**The exercise**
Copy out the records precisely, omitting pictures.

**Dataset excerpts**

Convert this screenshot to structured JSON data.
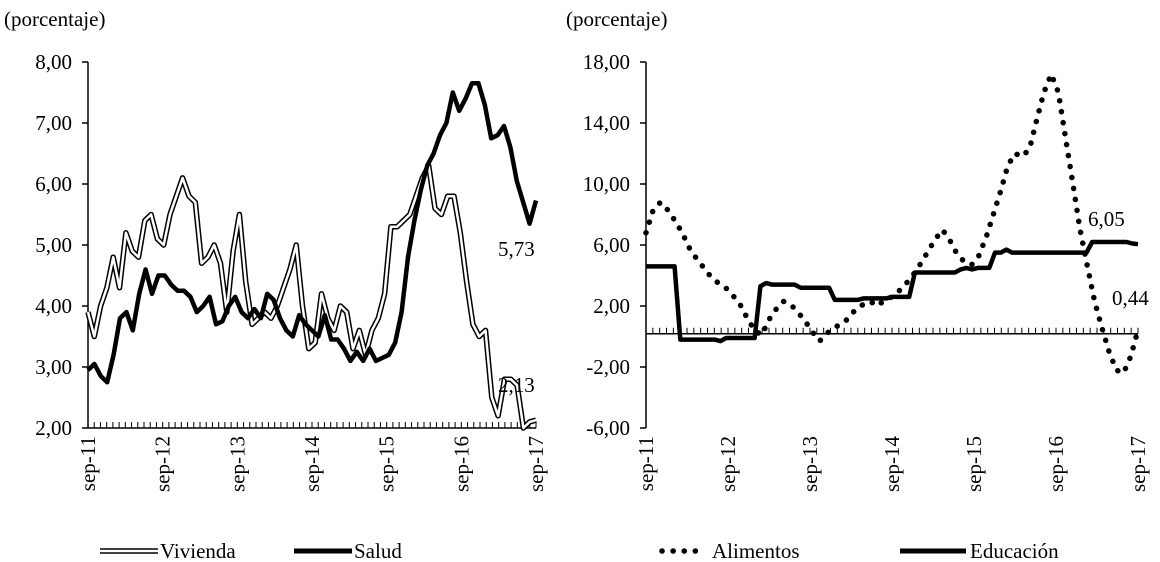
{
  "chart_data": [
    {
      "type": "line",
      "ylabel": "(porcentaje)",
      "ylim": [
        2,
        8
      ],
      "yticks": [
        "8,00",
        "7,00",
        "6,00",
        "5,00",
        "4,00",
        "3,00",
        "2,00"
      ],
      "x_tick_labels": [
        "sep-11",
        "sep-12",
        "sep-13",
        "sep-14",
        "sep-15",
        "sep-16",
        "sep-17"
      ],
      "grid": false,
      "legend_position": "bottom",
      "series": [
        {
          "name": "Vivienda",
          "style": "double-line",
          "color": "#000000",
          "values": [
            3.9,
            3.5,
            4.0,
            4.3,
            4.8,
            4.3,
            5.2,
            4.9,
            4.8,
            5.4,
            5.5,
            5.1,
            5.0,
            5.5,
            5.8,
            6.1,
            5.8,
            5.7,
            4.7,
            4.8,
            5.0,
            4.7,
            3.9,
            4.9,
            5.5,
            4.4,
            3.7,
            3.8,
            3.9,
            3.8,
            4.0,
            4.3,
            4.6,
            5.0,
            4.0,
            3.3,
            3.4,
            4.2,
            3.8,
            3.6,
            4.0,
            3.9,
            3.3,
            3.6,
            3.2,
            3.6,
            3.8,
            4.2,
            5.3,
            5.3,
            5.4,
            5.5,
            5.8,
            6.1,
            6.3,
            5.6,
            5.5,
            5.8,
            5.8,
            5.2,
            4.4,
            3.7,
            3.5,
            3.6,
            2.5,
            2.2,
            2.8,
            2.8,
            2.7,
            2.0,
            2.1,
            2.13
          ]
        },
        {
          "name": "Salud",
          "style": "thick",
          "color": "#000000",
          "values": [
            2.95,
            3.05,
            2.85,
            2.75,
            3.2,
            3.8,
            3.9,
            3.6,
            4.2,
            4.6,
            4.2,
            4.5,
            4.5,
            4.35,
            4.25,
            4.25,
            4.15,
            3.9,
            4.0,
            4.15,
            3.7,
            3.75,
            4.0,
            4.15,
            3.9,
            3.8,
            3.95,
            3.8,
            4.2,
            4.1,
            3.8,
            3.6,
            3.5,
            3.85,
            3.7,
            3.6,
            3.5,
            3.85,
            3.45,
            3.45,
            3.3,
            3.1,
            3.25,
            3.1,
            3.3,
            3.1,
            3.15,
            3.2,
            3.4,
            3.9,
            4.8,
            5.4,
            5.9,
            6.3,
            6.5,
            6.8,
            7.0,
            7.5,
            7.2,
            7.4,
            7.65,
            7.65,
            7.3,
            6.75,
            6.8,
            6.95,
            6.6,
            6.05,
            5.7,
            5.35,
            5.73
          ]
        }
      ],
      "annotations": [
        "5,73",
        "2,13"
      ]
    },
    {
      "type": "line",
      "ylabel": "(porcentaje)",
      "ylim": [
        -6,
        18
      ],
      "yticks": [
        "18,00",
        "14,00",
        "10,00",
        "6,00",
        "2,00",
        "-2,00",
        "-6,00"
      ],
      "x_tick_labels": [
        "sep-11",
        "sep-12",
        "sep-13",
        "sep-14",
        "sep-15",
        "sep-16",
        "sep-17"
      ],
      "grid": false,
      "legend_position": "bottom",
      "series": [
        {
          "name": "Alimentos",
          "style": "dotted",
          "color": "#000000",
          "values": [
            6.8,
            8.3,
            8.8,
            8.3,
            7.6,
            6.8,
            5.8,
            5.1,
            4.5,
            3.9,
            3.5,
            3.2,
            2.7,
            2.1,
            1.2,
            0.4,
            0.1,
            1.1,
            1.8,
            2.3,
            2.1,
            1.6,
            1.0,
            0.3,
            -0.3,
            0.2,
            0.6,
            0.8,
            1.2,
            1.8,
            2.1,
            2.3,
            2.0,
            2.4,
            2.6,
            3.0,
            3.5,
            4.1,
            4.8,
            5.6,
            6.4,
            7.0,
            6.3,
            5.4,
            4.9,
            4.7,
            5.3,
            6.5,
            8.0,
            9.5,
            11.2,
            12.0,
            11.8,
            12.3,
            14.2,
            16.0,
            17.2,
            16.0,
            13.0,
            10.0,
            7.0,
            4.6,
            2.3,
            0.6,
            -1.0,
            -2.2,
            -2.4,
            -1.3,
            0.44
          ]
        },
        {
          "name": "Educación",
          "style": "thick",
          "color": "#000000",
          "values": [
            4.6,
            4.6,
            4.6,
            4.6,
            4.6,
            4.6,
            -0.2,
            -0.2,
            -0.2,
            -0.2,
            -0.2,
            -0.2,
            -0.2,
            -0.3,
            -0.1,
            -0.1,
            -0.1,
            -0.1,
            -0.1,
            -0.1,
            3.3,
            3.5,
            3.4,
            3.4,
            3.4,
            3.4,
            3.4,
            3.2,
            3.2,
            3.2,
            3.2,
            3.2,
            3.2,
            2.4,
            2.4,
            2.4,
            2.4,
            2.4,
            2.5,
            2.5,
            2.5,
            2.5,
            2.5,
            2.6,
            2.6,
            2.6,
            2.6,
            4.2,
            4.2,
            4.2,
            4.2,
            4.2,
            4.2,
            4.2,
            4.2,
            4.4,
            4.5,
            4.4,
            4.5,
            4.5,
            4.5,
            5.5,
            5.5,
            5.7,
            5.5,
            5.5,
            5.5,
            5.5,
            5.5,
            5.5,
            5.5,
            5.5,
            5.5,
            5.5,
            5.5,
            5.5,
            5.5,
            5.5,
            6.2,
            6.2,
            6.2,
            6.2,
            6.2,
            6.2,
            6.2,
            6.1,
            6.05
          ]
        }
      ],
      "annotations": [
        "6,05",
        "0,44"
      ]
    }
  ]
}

**The output**
Convert this screenshot to structured JSON data.
{
  "chart_data": [
    {
      "type": "line",
      "ylabel": "(porcentaje)",
      "ylim": [
        2,
        8
      ],
      "yticks": [
        "8,00",
        "7,00",
        "6,00",
        "5,00",
        "4,00",
        "3,00",
        "2,00"
      ],
      "x_tick_labels": [
        "sep-11",
        "sep-12",
        "sep-13",
        "sep-14",
        "sep-15",
        "sep-16",
        "sep-17"
      ],
      "grid": false,
      "legend_position": "bottom",
      "series": [
        {
          "name": "Vivienda",
          "style": "double-line",
          "color": "#000000",
          "values": [
            3.9,
            3.5,
            4.0,
            4.3,
            4.8,
            4.3,
            5.2,
            4.9,
            4.8,
            5.4,
            5.5,
            5.1,
            5.0,
            5.5,
            5.8,
            6.1,
            5.8,
            5.7,
            4.7,
            4.8,
            5.0,
            4.7,
            3.9,
            4.9,
            5.5,
            4.4,
            3.7,
            3.8,
            3.9,
            3.8,
            4.0,
            4.3,
            4.6,
            5.0,
            4.0,
            3.3,
            3.4,
            4.2,
            3.8,
            3.6,
            4.0,
            3.9,
            3.3,
            3.6,
            3.2,
            3.6,
            3.8,
            4.2,
            5.3,
            5.3,
            5.4,
            5.5,
            5.8,
            6.1,
            6.3,
            5.6,
            5.5,
            5.8,
            5.8,
            5.2,
            4.4,
            3.7,
            3.5,
            3.6,
            2.5,
            2.2,
            2.8,
            2.8,
            2.7,
            2.0,
            2.1,
            2.13
          ]
        },
        {
          "name": "Salud",
          "style": "thick",
          "color": "#000000",
          "values": [
            2.95,
            3.05,
            2.85,
            2.75,
            3.2,
            3.8,
            3.9,
            3.6,
            4.2,
            4.6,
            4.2,
            4.5,
            4.5,
            4.35,
            4.25,
            4.25,
            4.15,
            3.9,
            4.0,
            4.15,
            3.7,
            3.75,
            4.0,
            4.15,
            3.9,
            3.8,
            3.95,
            3.8,
            4.2,
            4.1,
            3.8,
            3.6,
            3.5,
            3.85,
            3.7,
            3.6,
            3.5,
            3.85,
            3.45,
            3.45,
            3.3,
            3.1,
            3.25,
            3.1,
            3.3,
            3.1,
            3.15,
            3.2,
            3.4,
            3.9,
            4.8,
            5.4,
            5.9,
            6.3,
            6.5,
            6.8,
            7.0,
            7.5,
            7.2,
            7.4,
            7.65,
            7.65,
            7.3,
            6.75,
            6.8,
            6.95,
            6.6,
            6.05,
            5.7,
            5.35,
            5.73
          ]
        }
      ],
      "annotations": [
        "5,73",
        "2,13"
      ]
    },
    {
      "type": "line",
      "ylabel": "(porcentaje)",
      "ylim": [
        -6,
        18
      ],
      "yticks": [
        "18,00",
        "14,00",
        "10,00",
        "6,00",
        "2,00",
        "-2,00",
        "-6,00"
      ],
      "x_tick_labels": [
        "sep-11",
        "sep-12",
        "sep-13",
        "sep-14",
        "sep-15",
        "sep-16",
        "sep-17"
      ],
      "grid": false,
      "legend_position": "bottom",
      "series": [
        {
          "name": "Alimentos",
          "style": "dotted",
          "color": "#000000",
          "values": [
            6.8,
            8.3,
            8.8,
            8.3,
            7.6,
            6.8,
            5.8,
            5.1,
            4.5,
            3.9,
            3.5,
            3.2,
            2.7,
            2.1,
            1.2,
            0.4,
            0.1,
            1.1,
            1.8,
            2.3,
            2.1,
            1.6,
            1.0,
            0.3,
            -0.3,
            0.2,
            0.6,
            0.8,
            1.2,
            1.8,
            2.1,
            2.3,
            2.0,
            2.4,
            2.6,
            3.0,
            3.5,
            4.1,
            4.8,
            5.6,
            6.4,
            7.0,
            6.3,
            5.4,
            4.9,
            4.7,
            5.3,
            6.5,
            8.0,
            9.5,
            11.2,
            12.0,
            11.8,
            12.3,
            14.2,
            16.0,
            17.2,
            16.0,
            13.0,
            10.0,
            7.0,
            4.6,
            2.3,
            0.6,
            -1.0,
            -2.2,
            -2.4,
            -1.3,
            0.44
          ]
        },
        {
          "name": "Educación",
          "style": "thick",
          "color": "#000000",
          "values": [
            4.6,
            4.6,
            4.6,
            4.6,
            4.6,
            4.6,
            -0.2,
            -0.2,
            -0.2,
            -0.2,
            -0.2,
            -0.2,
            -0.2,
            -0.3,
            -0.1,
            -0.1,
            -0.1,
            -0.1,
            -0.1,
            -0.1,
            3.3,
            3.5,
            3.4,
            3.4,
            3.4,
            3.4,
            3.4,
            3.2,
            3.2,
            3.2,
            3.2,
            3.2,
            3.2,
            2.4,
            2.4,
            2.4,
            2.4,
            2.4,
            2.5,
            2.5,
            2.5,
            2.5,
            2.5,
            2.6,
            2.6,
            2.6,
            2.6,
            4.2,
            4.2,
            4.2,
            4.2,
            4.2,
            4.2,
            4.2,
            4.2,
            4.4,
            4.5,
            4.4,
            4.5,
            4.5,
            4.5,
            5.5,
            5.5,
            5.7,
            5.5,
            5.5,
            5.5,
            5.5,
            5.5,
            5.5,
            5.5,
            5.5,
            5.5,
            5.5,
            5.5,
            5.5,
            5.5,
            5.5,
            6.2,
            6.2,
            6.2,
            6.2,
            6.2,
            6.2,
            6.2,
            6.1,
            6.05
          ]
        }
      ],
      "annotations": [
        "6,05",
        "0,44"
      ]
    }
  ]
}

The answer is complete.